### Exercise details
Identify every line in the records below that contains the word "Viewing", and copy each of those lines.

===== Data provided =====

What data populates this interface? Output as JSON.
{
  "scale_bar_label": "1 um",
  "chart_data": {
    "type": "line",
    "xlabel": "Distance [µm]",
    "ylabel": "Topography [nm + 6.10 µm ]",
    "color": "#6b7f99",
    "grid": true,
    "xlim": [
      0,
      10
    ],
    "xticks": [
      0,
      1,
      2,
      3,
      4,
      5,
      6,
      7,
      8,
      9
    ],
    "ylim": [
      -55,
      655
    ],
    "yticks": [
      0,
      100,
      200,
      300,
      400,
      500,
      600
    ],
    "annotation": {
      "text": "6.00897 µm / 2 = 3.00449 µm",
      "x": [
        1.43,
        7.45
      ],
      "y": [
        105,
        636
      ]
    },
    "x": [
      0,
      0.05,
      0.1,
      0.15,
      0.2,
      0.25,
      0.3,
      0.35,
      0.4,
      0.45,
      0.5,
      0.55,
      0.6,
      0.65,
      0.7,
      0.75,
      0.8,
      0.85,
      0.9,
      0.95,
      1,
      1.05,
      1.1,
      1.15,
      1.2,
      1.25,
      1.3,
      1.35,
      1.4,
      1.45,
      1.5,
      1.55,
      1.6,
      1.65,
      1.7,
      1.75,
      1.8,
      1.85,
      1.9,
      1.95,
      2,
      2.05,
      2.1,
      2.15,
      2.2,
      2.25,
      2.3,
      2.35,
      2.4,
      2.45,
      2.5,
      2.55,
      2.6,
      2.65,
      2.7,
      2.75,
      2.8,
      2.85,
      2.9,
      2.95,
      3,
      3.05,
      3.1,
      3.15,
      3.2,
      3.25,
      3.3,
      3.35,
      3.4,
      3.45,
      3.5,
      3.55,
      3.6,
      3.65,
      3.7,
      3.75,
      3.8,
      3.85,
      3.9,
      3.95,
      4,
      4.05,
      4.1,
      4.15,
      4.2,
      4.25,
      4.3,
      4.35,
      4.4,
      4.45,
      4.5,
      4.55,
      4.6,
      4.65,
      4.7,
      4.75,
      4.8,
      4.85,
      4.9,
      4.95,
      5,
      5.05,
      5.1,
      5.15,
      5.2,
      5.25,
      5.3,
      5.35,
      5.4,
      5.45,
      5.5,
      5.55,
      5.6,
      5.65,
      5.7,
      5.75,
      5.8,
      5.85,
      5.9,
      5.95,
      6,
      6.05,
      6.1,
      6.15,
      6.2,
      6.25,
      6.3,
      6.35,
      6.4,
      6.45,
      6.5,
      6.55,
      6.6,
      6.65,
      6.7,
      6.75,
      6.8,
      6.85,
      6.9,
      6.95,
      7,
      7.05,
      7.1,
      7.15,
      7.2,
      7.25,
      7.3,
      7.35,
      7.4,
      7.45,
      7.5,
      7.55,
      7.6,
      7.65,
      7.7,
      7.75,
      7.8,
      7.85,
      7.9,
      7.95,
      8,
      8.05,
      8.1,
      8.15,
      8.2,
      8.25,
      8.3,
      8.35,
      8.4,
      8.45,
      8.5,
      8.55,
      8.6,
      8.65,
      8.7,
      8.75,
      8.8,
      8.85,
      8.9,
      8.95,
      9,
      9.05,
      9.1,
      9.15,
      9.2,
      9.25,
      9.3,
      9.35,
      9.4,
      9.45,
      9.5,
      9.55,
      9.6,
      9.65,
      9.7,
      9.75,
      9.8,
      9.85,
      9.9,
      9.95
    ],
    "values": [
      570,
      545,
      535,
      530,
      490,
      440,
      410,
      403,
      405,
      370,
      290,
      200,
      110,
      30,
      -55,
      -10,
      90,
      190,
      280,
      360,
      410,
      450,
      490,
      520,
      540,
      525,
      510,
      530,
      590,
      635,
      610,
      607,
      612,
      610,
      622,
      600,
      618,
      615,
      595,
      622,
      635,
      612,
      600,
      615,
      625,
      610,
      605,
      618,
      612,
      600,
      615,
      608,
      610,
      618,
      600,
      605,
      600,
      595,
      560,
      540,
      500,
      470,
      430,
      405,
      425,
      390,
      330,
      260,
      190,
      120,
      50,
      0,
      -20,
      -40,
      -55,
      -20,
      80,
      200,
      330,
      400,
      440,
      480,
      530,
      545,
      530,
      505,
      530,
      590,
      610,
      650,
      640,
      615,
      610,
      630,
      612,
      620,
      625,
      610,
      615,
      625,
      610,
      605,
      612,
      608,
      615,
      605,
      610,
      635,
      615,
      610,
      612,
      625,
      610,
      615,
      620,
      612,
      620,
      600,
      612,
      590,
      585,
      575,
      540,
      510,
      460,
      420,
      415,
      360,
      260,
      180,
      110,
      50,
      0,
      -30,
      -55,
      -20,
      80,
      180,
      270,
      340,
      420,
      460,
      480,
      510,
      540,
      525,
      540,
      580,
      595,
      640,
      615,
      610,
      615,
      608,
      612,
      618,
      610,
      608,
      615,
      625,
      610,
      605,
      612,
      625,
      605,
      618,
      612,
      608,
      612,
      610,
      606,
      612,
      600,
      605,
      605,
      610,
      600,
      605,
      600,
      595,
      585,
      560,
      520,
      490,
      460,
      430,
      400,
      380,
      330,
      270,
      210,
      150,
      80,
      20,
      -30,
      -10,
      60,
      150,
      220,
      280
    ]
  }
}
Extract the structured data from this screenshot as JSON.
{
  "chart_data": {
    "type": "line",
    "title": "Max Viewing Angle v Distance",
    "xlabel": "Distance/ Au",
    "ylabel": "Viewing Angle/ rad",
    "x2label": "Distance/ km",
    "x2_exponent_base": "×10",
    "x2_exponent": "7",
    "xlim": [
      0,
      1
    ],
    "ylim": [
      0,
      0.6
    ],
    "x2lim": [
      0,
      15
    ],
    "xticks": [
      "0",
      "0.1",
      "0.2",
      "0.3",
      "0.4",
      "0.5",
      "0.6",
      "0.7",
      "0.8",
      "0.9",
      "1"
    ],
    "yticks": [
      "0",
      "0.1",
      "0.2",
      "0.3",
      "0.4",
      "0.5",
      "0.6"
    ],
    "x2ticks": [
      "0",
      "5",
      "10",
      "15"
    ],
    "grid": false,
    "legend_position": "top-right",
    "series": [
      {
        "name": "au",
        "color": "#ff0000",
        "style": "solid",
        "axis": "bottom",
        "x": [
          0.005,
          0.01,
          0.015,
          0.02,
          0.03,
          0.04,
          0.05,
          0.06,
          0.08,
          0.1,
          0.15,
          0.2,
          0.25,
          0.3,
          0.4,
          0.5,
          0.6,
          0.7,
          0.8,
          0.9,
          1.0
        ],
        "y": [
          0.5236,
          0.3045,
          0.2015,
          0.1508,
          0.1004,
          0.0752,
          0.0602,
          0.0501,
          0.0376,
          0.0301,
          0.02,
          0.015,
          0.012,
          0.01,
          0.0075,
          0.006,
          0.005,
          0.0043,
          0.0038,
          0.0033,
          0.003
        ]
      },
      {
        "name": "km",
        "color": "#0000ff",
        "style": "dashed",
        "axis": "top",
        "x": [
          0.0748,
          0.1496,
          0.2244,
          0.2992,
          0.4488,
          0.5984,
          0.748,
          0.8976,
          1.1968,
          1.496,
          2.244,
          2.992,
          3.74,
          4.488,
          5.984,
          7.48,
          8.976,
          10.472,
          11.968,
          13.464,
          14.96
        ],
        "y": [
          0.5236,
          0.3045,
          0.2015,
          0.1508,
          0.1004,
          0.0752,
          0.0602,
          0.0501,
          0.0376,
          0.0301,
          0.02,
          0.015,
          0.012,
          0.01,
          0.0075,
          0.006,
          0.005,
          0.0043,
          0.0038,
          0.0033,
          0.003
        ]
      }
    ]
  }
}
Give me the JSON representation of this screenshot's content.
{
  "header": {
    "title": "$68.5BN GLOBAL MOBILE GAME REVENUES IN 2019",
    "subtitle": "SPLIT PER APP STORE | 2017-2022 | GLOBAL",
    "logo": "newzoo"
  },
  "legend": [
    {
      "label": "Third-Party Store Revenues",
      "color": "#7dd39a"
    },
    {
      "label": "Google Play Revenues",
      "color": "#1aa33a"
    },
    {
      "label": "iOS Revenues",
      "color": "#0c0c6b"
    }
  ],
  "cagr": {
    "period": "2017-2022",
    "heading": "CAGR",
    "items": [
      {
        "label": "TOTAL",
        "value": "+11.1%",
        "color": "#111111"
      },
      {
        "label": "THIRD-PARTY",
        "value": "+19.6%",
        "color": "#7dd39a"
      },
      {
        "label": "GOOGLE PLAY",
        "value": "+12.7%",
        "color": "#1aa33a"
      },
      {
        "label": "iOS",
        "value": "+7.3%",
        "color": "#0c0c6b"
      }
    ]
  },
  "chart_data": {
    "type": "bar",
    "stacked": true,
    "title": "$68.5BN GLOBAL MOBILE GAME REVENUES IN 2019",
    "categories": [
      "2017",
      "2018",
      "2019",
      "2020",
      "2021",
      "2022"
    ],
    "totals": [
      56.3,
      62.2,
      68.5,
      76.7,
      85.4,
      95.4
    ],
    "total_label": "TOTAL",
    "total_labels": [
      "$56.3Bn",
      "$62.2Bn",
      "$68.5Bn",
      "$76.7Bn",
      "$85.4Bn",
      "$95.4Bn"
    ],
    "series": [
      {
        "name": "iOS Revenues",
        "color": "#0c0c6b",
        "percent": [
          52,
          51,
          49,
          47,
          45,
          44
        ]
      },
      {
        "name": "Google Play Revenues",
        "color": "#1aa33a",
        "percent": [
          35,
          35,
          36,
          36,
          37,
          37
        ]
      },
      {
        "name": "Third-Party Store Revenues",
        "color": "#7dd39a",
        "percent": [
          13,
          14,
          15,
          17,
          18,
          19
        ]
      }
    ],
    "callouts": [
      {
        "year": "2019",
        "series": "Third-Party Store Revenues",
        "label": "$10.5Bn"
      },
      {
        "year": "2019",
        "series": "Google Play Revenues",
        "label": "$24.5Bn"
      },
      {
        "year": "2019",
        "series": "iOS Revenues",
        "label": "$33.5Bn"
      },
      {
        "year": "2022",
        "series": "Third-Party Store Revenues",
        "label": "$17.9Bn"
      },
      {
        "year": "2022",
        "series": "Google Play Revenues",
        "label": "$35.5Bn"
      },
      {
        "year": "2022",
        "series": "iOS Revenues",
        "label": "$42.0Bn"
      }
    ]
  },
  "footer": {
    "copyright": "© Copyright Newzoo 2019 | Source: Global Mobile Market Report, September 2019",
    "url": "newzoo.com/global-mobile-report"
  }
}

=====

### Solution
    "title": "Max Viewing Angle v Distance",
    "ylabel": "Viewing Angle/ rad",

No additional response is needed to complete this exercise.